→ **TEXT BLOCK**:
North American markets surged Tuesday after the Taliban ceded the Afghan capital to the U.S.-allied Northern Alliance.
The TSE 300 gained 100.60 points, or 1.4%, to close at 7,324.40.
That is just 20 points shy of where it closed on September 10 — the last trading session before the terrorist attacks
Today’s gains were broad-based with 12 of the TSE’s 14 sub-indices finishing higher. Metals and minerals and the tech-heavy industrial products sub-index led with gains of 3.8%.
Gold stocks gave up ground as the price of gold eased. The gold sub-index fell 2%.
Market volume was heavy at 169 million shares. Market momentum was strongly positive with advancers surpassing declines 584 to 477.
Nortel Networks, the day’s most active issue, gained 84¢ to $11.97, on a volume of 18 million shares. Other tech posting gains included Celestica, up $1.10 to $63.40, and JDS Uniphase up $1.40 to $18.35. ATI Technologies added 35¢ to $13.60.
Bombardier climbed 92 cents to $12.28. Microcell Telecommunications soared 46%, jumping $1.23 to $3.93.
Inco and Alcan led the metals and minerals group higher. Alcan rose $2.15 to $54.62. Inco added 84¢ to $24.19.
Among gold stocks, Barrick fell 75% to $24.51.

[Page layout parsing data]
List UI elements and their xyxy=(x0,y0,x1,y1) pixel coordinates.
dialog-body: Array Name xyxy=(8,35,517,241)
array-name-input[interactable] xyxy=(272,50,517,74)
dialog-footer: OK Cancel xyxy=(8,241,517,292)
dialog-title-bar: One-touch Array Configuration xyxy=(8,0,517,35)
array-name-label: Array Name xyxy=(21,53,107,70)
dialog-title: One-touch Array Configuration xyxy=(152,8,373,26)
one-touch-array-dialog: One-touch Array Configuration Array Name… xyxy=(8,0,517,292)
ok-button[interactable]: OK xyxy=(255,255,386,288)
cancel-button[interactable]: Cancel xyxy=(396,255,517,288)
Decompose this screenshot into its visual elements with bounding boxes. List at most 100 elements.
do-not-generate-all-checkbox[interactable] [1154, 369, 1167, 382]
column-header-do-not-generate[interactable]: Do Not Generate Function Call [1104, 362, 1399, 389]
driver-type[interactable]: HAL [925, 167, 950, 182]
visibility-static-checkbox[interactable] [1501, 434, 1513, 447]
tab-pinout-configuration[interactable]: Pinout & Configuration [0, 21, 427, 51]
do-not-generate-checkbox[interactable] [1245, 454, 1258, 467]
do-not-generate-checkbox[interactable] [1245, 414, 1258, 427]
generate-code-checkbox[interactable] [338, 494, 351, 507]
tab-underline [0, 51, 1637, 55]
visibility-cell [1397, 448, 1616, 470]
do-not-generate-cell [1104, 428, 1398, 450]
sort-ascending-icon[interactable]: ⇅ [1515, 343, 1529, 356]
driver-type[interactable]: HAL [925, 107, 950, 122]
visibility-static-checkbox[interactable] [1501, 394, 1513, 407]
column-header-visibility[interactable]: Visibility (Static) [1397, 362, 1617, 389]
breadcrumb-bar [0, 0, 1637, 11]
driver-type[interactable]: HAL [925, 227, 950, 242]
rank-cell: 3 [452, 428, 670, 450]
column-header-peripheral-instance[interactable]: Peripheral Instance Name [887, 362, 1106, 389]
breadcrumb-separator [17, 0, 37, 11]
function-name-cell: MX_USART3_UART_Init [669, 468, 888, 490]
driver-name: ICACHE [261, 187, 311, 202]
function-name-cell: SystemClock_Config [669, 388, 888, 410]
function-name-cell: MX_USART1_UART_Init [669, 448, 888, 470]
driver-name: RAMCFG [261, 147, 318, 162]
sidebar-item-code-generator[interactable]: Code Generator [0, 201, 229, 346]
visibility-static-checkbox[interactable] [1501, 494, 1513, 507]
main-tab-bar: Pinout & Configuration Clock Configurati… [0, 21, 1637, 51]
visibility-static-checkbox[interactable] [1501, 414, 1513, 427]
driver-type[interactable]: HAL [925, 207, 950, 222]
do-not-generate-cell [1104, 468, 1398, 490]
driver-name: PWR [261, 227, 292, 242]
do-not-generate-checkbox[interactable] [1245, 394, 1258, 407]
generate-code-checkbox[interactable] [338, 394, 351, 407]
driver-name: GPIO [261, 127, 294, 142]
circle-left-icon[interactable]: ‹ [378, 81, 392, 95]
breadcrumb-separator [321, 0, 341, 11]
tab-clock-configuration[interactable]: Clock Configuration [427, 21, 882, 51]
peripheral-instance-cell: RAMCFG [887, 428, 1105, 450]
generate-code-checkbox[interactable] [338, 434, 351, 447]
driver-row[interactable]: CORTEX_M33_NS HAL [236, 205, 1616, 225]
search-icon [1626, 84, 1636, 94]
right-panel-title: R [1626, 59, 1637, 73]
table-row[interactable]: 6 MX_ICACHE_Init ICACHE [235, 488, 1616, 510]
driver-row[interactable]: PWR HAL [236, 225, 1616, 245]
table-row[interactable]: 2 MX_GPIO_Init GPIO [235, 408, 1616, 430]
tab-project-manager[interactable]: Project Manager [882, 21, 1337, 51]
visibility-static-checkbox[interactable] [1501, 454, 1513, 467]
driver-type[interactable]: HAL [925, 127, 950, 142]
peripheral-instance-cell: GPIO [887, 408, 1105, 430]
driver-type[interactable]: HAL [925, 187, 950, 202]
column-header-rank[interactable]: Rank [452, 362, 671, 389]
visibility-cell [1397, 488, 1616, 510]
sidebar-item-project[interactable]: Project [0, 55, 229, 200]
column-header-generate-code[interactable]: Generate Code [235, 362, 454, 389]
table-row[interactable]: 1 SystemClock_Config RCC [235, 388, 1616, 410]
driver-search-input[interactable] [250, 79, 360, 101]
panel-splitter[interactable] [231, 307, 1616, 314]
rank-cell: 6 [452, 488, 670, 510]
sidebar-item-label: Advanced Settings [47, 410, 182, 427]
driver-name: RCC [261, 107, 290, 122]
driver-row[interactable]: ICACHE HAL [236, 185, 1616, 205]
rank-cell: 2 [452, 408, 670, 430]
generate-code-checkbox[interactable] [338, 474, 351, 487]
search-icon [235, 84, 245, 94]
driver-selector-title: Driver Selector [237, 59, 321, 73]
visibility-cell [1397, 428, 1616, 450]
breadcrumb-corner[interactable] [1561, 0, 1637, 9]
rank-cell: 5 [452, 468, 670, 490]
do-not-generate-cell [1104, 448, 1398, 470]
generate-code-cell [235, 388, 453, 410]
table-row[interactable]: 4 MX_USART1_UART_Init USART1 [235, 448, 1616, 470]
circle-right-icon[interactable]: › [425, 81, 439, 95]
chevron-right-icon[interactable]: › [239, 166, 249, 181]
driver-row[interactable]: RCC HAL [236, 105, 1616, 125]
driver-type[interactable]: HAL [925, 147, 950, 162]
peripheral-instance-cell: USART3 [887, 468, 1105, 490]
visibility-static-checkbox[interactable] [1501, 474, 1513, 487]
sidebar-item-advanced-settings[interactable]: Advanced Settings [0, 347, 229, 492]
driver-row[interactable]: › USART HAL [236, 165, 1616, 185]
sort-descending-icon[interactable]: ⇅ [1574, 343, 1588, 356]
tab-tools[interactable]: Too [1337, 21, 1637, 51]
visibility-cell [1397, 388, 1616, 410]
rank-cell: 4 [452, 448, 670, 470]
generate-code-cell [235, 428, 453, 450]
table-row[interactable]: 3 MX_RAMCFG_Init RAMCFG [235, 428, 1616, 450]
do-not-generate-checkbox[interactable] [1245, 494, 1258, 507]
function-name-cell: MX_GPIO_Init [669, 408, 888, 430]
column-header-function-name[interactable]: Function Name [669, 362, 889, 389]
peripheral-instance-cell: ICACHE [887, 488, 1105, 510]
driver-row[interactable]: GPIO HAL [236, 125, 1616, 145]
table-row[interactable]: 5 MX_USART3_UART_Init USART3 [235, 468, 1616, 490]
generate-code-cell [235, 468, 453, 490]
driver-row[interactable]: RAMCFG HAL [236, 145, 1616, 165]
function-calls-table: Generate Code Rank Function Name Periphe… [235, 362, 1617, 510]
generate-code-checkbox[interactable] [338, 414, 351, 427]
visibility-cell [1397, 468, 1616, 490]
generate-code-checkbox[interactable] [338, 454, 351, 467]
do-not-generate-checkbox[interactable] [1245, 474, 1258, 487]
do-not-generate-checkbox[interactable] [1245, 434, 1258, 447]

→ **EXERCISE**:
Repeat the market report word for word between "Gold stocks gave" and "75% to $24.51.", inclusive.

→ **EXERCISE OUTPUT**:
Gold stocks gave up ground as the price of gold eased. The gold sub-index fell 2%.
Market volume was heavy at 169 million shares. Market momentum was strongly positive with advancers surpassing declines 584 to 477.
Nortel Networks, the day’s most active issue, gained 84¢ to $11.97, on a volume of 18 million shares. Other tech posting gains included Celestica, up $1.10 to $63.40, and JDS Uniphase up $1.40 to $18.35. ATI Technologies added 35¢ to $13.60.
Bombardier climbed 92 cents to $12.28. Microcell Telecommunications soared 46%, jumping $1.23 to $3.93.
Inco and Alcan led the metals and minerals group higher. Alcan rose $2.15 to $54.62. Inco added 84¢ to $24.19.
Among gold stocks, Barrick fell 75% to $24.51.